Task instructions: Where a line holds the word "第一级压力控制", copy that line.

Dataset extract:
[start]
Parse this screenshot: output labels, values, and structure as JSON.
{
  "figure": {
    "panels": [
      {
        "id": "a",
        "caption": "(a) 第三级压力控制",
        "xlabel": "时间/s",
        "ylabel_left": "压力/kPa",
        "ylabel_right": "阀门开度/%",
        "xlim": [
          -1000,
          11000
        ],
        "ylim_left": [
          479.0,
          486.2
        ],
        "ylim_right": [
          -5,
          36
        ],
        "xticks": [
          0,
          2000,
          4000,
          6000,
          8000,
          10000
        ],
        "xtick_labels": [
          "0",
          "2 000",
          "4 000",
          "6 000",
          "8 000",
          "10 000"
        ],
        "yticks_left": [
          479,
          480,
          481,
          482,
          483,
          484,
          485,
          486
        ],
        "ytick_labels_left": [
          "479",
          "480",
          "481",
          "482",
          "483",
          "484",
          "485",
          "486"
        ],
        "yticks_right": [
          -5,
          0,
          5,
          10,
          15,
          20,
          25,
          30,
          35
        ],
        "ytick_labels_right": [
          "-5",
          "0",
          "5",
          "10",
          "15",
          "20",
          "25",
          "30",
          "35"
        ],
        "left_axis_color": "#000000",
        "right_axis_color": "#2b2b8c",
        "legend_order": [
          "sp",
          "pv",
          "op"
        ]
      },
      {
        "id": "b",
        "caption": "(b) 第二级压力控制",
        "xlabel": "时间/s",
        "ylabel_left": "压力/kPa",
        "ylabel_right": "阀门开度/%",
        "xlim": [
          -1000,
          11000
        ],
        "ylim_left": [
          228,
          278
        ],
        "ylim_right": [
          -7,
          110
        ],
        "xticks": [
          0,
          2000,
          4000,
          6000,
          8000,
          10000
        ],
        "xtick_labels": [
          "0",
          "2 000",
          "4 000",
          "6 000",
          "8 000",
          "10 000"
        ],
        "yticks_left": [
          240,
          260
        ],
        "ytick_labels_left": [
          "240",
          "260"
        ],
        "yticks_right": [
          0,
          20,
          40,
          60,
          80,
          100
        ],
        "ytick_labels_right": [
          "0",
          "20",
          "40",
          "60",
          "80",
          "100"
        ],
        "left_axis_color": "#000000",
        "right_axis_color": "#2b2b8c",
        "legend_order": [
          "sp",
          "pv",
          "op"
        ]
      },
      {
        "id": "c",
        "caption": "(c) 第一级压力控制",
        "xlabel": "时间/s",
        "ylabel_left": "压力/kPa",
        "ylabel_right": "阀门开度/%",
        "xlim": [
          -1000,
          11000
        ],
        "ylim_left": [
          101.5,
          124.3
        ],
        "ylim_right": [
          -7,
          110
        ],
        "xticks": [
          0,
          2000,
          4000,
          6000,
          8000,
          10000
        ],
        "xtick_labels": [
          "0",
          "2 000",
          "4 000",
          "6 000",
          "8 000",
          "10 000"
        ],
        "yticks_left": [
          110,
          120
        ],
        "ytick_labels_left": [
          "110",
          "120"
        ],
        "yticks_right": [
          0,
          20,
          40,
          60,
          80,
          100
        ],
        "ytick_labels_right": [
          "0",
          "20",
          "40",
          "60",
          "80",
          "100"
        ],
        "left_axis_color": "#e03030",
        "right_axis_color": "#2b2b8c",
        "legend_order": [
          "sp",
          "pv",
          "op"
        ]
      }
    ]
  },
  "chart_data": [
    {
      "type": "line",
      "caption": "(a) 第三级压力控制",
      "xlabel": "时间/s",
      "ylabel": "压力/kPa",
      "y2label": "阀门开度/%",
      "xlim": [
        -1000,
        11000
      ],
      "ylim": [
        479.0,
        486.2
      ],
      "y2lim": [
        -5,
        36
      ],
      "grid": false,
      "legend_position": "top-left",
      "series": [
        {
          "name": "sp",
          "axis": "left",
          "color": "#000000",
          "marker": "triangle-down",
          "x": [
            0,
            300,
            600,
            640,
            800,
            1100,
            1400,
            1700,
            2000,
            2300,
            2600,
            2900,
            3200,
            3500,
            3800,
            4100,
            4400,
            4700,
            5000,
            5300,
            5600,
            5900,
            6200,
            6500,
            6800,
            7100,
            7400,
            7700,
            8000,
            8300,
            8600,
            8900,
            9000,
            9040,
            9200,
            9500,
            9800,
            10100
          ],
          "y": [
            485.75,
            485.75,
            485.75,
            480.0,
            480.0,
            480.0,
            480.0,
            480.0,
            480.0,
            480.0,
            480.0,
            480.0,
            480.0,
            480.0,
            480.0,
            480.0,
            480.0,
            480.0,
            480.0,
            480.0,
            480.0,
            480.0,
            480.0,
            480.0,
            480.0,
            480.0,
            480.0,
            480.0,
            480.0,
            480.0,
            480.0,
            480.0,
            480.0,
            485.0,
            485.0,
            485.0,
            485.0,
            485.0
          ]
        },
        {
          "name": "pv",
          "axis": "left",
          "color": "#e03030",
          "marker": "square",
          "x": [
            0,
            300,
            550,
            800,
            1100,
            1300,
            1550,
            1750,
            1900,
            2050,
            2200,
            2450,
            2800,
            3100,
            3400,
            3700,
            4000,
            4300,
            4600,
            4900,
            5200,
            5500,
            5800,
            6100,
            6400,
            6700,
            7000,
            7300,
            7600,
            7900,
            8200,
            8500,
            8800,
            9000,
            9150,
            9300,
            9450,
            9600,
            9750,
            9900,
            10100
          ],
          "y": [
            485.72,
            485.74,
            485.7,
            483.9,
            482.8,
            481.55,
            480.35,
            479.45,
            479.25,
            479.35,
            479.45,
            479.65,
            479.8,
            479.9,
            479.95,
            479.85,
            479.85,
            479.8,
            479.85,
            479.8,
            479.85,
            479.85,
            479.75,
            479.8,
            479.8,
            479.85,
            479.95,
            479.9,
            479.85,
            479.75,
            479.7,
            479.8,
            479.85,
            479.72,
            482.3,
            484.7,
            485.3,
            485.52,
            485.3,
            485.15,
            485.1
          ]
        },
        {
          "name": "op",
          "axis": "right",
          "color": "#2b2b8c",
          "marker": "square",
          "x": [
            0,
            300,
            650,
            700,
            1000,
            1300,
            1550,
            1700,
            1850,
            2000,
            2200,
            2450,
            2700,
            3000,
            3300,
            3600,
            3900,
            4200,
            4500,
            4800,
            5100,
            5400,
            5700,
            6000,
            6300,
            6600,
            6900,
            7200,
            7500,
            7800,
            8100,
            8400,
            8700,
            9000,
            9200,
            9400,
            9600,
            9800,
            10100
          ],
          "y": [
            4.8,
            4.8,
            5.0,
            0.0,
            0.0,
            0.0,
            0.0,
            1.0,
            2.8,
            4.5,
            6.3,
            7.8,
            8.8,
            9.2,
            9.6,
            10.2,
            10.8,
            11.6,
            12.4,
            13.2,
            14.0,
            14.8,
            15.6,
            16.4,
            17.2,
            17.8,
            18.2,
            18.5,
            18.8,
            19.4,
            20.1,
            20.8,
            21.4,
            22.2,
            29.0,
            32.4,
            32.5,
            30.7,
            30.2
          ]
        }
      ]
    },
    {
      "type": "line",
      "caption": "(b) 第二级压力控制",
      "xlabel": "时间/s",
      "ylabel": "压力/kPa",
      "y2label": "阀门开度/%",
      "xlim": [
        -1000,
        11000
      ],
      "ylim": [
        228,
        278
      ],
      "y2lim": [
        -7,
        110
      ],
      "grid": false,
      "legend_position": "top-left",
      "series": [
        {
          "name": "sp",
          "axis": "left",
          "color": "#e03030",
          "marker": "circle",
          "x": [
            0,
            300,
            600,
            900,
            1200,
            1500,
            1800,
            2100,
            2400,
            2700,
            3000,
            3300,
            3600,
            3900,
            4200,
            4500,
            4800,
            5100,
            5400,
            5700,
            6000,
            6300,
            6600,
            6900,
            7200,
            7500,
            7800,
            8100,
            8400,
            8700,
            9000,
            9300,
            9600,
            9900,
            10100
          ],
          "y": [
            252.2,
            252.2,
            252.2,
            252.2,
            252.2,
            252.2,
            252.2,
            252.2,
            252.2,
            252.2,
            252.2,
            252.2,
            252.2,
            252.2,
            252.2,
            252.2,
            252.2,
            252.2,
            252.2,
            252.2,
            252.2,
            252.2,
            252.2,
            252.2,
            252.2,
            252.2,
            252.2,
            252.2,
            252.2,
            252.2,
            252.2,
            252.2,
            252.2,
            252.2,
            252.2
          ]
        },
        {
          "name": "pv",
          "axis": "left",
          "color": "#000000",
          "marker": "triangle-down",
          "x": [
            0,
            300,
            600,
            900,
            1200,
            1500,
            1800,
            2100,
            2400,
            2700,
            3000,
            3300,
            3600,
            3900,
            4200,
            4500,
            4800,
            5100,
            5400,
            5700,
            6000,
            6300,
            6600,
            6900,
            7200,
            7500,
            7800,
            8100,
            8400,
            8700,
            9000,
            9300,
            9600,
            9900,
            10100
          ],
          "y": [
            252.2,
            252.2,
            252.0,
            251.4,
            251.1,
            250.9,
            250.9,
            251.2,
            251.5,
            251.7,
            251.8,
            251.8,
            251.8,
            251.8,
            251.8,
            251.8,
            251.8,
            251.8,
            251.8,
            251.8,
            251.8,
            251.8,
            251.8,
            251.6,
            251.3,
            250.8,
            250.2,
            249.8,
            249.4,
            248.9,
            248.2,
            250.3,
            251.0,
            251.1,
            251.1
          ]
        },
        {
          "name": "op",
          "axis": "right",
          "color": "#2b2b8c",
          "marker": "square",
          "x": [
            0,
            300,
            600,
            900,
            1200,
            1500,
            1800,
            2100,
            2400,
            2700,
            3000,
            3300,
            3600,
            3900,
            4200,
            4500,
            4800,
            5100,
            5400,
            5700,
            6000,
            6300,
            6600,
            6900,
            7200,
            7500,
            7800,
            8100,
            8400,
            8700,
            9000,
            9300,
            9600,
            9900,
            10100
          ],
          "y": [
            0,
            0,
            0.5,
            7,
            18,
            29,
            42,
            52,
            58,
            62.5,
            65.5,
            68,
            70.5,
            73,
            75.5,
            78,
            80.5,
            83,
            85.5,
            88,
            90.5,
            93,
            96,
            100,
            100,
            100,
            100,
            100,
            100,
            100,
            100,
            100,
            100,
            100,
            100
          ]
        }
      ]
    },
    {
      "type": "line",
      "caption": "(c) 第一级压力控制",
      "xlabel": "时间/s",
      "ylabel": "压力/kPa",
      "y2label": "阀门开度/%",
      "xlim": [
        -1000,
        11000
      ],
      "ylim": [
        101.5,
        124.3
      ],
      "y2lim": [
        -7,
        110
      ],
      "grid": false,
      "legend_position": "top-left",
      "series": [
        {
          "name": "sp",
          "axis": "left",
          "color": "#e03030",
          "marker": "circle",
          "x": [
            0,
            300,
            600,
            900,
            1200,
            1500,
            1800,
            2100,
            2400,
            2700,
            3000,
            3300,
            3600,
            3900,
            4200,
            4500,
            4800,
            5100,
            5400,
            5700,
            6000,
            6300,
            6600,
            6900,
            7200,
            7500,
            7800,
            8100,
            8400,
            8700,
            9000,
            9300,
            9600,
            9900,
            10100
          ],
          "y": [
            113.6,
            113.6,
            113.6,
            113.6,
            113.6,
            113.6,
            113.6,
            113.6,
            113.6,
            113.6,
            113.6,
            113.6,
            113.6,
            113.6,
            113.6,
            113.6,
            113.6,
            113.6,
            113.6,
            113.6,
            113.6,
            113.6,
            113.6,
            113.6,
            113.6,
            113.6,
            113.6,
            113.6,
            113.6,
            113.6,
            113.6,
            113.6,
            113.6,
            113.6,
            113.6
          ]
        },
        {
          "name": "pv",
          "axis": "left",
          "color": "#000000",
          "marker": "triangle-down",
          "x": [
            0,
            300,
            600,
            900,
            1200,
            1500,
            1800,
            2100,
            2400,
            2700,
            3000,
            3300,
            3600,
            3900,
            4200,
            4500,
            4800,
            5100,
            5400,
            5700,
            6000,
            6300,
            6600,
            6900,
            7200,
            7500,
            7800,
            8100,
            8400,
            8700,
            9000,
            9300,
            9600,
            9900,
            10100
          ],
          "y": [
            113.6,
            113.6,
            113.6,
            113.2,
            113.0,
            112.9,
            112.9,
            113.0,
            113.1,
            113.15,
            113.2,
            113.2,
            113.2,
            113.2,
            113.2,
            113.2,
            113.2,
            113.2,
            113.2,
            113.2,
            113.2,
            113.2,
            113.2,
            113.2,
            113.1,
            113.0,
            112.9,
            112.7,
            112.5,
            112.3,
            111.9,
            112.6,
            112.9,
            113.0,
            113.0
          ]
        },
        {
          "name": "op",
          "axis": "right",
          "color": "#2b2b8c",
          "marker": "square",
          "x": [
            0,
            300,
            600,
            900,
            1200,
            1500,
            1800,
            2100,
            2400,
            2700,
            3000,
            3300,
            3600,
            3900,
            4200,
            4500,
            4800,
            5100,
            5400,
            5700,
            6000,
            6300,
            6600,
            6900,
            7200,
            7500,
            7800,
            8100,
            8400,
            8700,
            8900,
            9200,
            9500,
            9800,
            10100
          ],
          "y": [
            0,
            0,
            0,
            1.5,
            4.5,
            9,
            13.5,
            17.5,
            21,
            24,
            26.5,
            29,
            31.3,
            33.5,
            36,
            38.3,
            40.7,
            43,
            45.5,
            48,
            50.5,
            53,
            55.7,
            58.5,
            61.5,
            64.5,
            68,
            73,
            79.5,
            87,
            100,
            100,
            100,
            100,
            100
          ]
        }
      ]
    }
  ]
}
[end]
Correct result:
        "caption": "(c) 第一级压力控制",
      "caption": "(c) 第一级压力控制",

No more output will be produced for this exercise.